Gather all lines in the entries that include the word "Sensitivity".

--- Data provided ---

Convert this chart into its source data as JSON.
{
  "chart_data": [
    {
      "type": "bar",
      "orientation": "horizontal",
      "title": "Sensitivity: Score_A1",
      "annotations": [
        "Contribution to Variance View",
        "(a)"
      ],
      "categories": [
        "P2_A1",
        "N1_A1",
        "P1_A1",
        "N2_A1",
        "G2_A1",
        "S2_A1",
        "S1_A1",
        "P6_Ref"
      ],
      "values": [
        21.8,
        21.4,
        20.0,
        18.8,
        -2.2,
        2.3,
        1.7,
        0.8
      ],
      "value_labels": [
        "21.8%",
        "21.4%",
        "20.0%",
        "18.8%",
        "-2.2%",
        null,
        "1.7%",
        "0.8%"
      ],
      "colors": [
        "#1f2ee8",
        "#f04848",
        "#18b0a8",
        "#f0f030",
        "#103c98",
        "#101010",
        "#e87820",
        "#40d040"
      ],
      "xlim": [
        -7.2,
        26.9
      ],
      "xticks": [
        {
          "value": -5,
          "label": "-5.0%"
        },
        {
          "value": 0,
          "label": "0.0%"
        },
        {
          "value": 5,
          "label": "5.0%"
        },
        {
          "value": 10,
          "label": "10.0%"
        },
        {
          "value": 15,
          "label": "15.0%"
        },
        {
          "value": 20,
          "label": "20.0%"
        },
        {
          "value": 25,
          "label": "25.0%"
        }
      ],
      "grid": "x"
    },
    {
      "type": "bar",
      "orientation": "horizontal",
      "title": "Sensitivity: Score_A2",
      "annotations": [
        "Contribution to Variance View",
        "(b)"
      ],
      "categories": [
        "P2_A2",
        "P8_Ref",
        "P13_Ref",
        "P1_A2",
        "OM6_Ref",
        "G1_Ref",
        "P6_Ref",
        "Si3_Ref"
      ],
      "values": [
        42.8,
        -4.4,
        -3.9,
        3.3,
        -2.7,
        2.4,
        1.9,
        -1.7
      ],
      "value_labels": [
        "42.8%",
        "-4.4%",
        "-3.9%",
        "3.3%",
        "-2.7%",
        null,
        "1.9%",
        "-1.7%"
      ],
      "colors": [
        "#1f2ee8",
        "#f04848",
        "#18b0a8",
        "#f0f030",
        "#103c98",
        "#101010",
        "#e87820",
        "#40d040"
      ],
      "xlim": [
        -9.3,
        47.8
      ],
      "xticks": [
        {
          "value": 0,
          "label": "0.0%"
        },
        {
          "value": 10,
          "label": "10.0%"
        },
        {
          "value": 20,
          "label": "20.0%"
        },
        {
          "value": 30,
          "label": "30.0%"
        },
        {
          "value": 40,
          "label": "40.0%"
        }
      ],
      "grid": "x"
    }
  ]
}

---

* The solution *
      "title": "Sensitivity: Score_A1",
      "title": "Sensitivity: Score_A2",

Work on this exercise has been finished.